* **Exercise directions**:
Output all of the entries below precisely as written.

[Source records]
-- begin --

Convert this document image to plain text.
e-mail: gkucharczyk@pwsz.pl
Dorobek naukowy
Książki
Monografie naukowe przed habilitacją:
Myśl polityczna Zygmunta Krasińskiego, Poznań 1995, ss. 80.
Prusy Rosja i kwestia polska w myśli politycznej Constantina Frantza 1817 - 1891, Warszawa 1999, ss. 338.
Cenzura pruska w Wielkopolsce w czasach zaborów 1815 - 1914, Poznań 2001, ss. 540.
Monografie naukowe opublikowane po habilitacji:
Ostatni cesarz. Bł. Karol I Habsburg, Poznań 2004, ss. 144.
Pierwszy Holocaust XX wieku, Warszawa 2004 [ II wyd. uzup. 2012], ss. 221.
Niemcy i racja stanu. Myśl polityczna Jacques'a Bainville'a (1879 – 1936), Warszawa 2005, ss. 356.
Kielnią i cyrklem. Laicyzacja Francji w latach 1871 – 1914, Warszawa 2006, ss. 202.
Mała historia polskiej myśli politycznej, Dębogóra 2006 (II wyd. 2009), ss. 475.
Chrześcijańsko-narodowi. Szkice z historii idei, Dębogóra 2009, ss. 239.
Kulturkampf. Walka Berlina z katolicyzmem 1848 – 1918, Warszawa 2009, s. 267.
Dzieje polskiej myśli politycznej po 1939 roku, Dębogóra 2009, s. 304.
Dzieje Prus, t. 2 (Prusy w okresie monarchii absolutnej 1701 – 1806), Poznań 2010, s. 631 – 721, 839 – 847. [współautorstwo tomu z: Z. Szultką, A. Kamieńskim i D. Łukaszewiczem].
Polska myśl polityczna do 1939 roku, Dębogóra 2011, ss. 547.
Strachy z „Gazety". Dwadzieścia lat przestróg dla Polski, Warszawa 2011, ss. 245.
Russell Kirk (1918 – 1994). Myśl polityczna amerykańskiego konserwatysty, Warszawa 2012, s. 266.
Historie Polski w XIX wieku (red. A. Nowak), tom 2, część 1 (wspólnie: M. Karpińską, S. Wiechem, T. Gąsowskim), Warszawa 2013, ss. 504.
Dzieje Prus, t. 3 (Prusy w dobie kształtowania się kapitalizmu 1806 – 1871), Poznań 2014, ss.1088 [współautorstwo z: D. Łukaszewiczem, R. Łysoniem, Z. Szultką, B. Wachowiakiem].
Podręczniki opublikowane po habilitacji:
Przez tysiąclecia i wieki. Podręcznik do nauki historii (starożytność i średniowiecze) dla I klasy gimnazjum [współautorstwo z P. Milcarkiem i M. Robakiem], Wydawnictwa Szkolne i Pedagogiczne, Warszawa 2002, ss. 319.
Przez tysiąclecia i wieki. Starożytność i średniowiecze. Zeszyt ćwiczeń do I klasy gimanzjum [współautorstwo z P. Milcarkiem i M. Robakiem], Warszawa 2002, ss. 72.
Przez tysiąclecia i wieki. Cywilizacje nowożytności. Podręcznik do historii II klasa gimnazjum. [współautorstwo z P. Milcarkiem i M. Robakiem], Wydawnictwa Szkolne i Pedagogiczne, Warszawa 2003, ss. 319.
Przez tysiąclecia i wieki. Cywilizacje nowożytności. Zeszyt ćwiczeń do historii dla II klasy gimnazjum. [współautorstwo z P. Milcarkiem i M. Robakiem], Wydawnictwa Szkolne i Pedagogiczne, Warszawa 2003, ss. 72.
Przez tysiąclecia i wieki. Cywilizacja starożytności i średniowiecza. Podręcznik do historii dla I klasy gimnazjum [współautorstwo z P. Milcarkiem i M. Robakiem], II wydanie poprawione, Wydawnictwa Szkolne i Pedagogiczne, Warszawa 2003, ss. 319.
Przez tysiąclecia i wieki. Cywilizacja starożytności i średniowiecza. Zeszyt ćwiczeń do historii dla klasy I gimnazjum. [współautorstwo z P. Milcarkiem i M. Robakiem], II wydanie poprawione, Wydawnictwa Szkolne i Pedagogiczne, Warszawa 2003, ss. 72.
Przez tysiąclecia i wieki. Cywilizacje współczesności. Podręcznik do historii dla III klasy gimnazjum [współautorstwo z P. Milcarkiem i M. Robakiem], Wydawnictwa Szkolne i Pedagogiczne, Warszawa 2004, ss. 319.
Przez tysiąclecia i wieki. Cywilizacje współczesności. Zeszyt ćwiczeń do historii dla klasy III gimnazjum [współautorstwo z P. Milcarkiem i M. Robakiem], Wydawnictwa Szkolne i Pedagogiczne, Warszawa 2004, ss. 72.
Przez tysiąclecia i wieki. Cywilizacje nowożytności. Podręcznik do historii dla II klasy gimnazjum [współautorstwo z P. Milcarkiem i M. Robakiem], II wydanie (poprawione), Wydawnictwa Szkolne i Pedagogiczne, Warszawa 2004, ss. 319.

-- end --

* **Solution**:
Convert this document image to plain text.
e-mail: gkucharczyk@pwsz.pl
Dorobek naukowy
Książki
Monografie naukowe przed habilitacją:
Myśl polityczna Zygmunta Krasińskiego, Poznań 1995, ss. 80.
Prusy Rosja i kwestia polska w myśli politycznej Constantina Frantza 1817 - 1891, Warszawa 1999, ss. 338.
Cenzura pruska w Wielkopolsce w czasach zaborów 1815 - 1914, Poznań 2001, ss. 540.
Monografie naukowe opublikowane po habilitacji:
Ostatni cesarz. Bł. Karol I Habsburg, Poznań 2004, ss. 144.
Pierwszy Holocaust XX wieku, Warszawa 2004 [ II wyd. uzup. 2012], ss. 221.
Niemcy i racja stanu. Myśl polityczna Jacques'a Bainville'a (1879 – 1936), Warszawa 2005, ss. 356.
Kielnią i cyrklem. Laicyzacja Francji w latach 1871 – 1914, Warszawa 2006, ss. 202.
Mała historia polskiej myśli politycznej, Dębogóra 2006 (II wyd. 2009), ss. 475.
Chrześcijańsko-narodowi. Szkice z historii idei, Dębogóra 2009, ss. 239.
Kulturkampf. Walka Berlina z katolicyzmem 1848 – 1918, Warszawa 2009, s. 267.
Dzieje polskiej myśli politycznej po 1939 roku, Dębogóra 2009, s. 304.
Dzieje Prus, t. 2 (Prusy w okresie monarchii absolutnej 1701 – 1806), Poznań 2010, s. 631 – 721, 839 – 847. [współautorstwo tomu z: Z. Szultką, A. Kamieńskim i D. Łukaszewiczem].
Polska myśl polityczna do 1939 roku, Dębogóra 2011, ss. 547.
Strachy z „Gazety". Dwadzieścia lat przestróg dla Polski, Warszawa 2011, ss. 245.
Russell Kirk (1918 – 1994). Myśl polityczna amerykańskiego konserwatysty, Warszawa 2012, s. 266.
Historie Polski w XIX wieku (red. A. Nowak), tom 2, część 1 (wspólnie: M. Karpińską, S. Wiechem, T. Gąsowskim), Warszawa 2013, ss. 504.
Dzieje Prus, t. 3 (Prusy w dobie kształtowania się kapitalizmu 1806 – 1871), Poznań 2014, ss.1088 [współautorstwo z: D. Łukaszewiczem, R. Łysoniem, Z. Szultką, B. Wachowiakiem].
Podręczniki opublikowane po habilitacji:
Przez tysiąclecia i wieki. Podręcznik do nauki historii (starożytność i średniowiecze) dla I klasy gimnazjum [współautorstwo z P. Milcarkiem i M. Robakiem], Wydawnictwa Szkolne i Pedagogiczne, Warszawa 2002, ss. 319.
Przez tysiąclecia i wieki. Starożytność i średniowiecze. Zeszyt ćwiczeń do I klasy gimanzjum [współautorstwo z P. Milcarkiem i M. Robakiem], Warszawa 2002, ss. 72.
Przez tysiąclecia i wieki. Cywilizacje nowożytności. Podręcznik do historii II klasa gimnazjum. [współautorstwo z P. Milcarkiem i M. Robakiem], Wydawnictwa Szkolne i Pedagogiczne, Warszawa 2003, ss. 319.
Przez tysiąclecia i wieki. Cywilizacje nowożytności. Zeszyt ćwiczeń do historii dla II klasy gimnazjum. [współautorstwo z P. Milcarkiem i M. Robakiem], Wydawnictwa Szkolne i Pedagogiczne, Warszawa 2003, ss. 72.
Przez tysiąclecia i wieki. Cywilizacja starożytności i średniowiecza. Podręcznik do historii dla I klasy gimnazjum [współautorstwo z P. Milcarkiem i M. Robakiem], II wydanie poprawione, Wydawnictwa Szkolne i Pedagogiczne, Warszawa 2003, ss. 319.
Przez tysiąclecia i wieki. Cywilizacja starożytności i średniowiecza. Zeszyt ćwiczeń do historii dla klasy I gimnazjum. [współautorstwo z P. Milcarkiem i M. Robakiem], II wydanie poprawione, Wydawnictwa Szkolne i Pedagogiczne, Warszawa 2003, ss. 72.
Przez tysiąclecia i wieki. Cywilizacje współczesności. Podręcznik do historii dla III klasy gimnazjum [współautorstwo z P. Milcarkiem i M. Robakiem], Wydawnictwa Szkolne i Pedagogiczne, Warszawa 2004, ss. 319.
Przez tysiąclecia i wieki. Cywilizacje współczesności. Zeszyt ćwiczeń do historii dla klasy III gimnazjum [współautorstwo z P. Milcarkiem i M. Robakiem], Wydawnictwa Szkolne i Pedagogiczne, Warszawa 2004, ss. 72.
Przez tysiąclecia i wieki. Cywilizacje nowożytności. Podręcznik do historii dla II klasy gimnazjum [współautorstwo z P. Milcarkiem i M. Robakiem], II wydanie (poprawione), Wydawnictwa Szkolne i Pedagogiczne, Warszawa 2004, ss. 319.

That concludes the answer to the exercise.